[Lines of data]
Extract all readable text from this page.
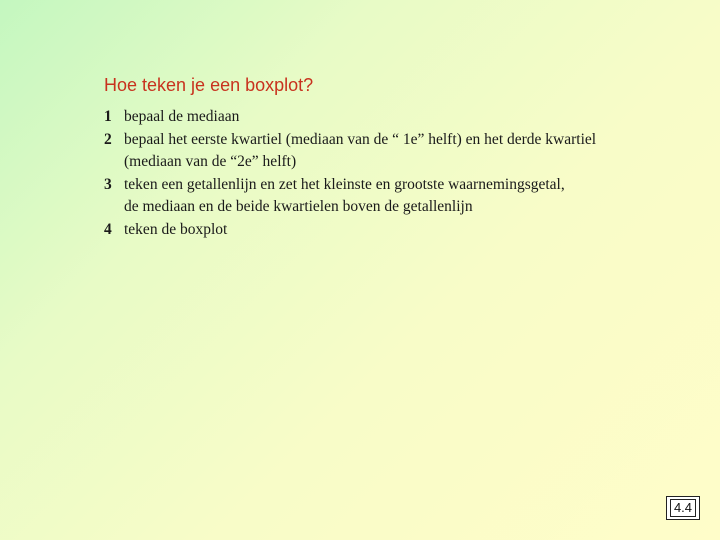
Hoe teken je een boxplot?
1 bepaal de mediaan
2 bepaal het eerste kwartiel (mediaan van de “ 1e” helft) en het derde kwartiel
(mediaan van de “2e” helft)
3 teken een getallenlijn en zet het kleinste en grootste waarnemingsgetal,
de mediaan en de beide kwartielen boven de getallenlijn
4 teken de boxplot
4.4
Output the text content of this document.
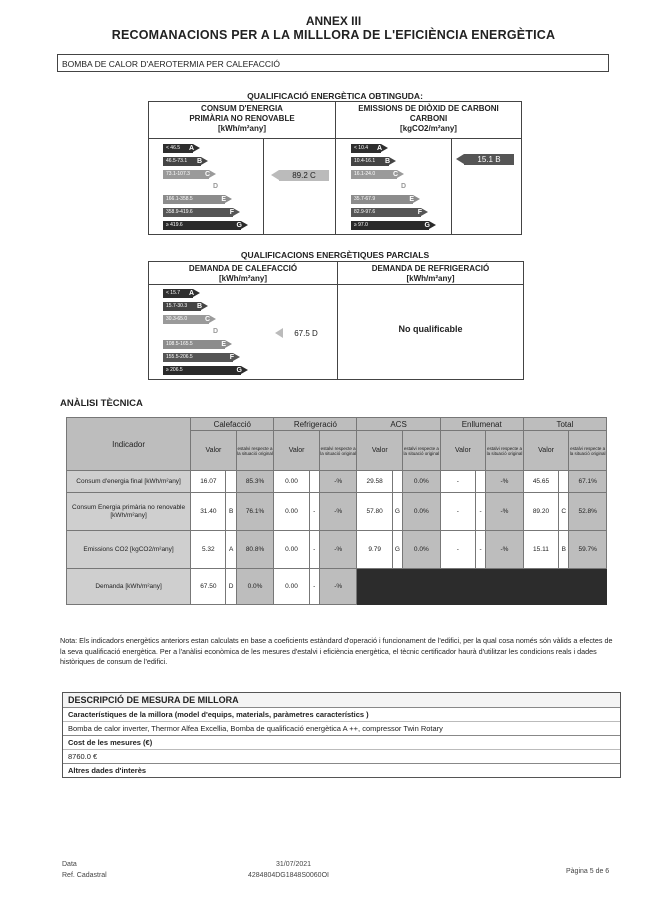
ANNEX III
RECOMANACIONS PER A LA MILLLORA DE L'EFICIÈNCIA ENERGÈTICA
BOMBA DE CALOR D'AEROTERMIA PER CALEFACCIÓ
QUALIFICACIÓ ENERGÈTICA OBTINGUDA:
CONSUM D'ENERGIA
PRIMÀRIA NO RENOVABLE
[kWh/m²any]
EMISSIONS DE DIÒXID DE CARBONI
CARBONI
[kgCO2/m²any]
< 46.5 A
46.5-73.1 B
73.1-107.3 C
D
166.1-358.5	E
358.9-419.6	F
≥ 419.6	G
< 10.4 A
10.4-16.1 B
16.1-24.0	C
D
35.7-67.9	E
82.9-97.6	F
≥ 97.0	G
89.2 C
15.1 B
QUALIFICACIONS ENERGÈTIQUES PARCIALS
DEMANDA DE CALEFACCIÓ
[kWh/m²any]
DEMANDA DE REFRIGERACIÓ
[kWh/m²any]
< 15.7 A
15.7-30.3 B
30.3-65.0	C
D
108.5-165.5	E
155.5-206.5	F
≥ 206.5	G
67.5 D	No qualificable
ANÀLISI TÈCNICA
Indicador	Calefacció			Refrigeració			ACS			Enllumenat			Total		
	Valor		estalvi respecte a la situació original	Valor		estalvi respecte a la situació original	Valor		estalvi respecte a la situació original	Valor		estalvi respecte a la situació original	Valor		estalvi respecte a la situació original
Consum d'energia final [kWh/m²any]	16.07		85.3%	0.00		-%	29.58		0.0%	-		-%	45.65		67.1%
Consum Energia primària no renovable [kWh/m²any]	31.40	B	76.1%	0.00	-	-%	57.80	G	0.0%	-	-	-%	89.20	C	52.8%
Emissions CO2 [kgCO2/m²any]	5.32	A	80.8%	0.00	-	-%	9.79	G	0.0%	-	-	-%	15.11	B	59.7%
Demanda [kWh/m²any]	67.50	D	0.0%	0.00	-	-%									
Nota: Els indicadors energètics anteriors estan calculats en base a coeficients estàndard d'operació i funcionament de l'edifici, per la qual cosa només són vàlids a efectes de la seva qualificació energètica. Per a l'anàlisi econòmica de les mesures d'estalvi i eficiència energètica, el tècnic certificador haurà d'utilitzar les condicions reals i dades històriques de consum de l'edifici.
DESCRIPCIÓ DE MESURA DE MILLORA
Característiques de la millora (model d'equips, materials, paràmetres característics )
Bomba de calor inverter, Thermor Alfea Excellia, Bomba de qualificació energètica A ++, compressor Twin Rotary
Cost de les mesures (€)
8760.0 €
Altres dades d'interès
Data
Ref. Cadastral
31/07/2021
4284804DG1848S0060OI
Pàgina 5 de 6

__Task description__
Copy out the lines that hold "getallenlijn".

__Task response__
3 teken een getallenlijn en zet het kleinste en grootste waarnemingsgetal,
de mediaan en de beide kwartielen boven de getallenlijn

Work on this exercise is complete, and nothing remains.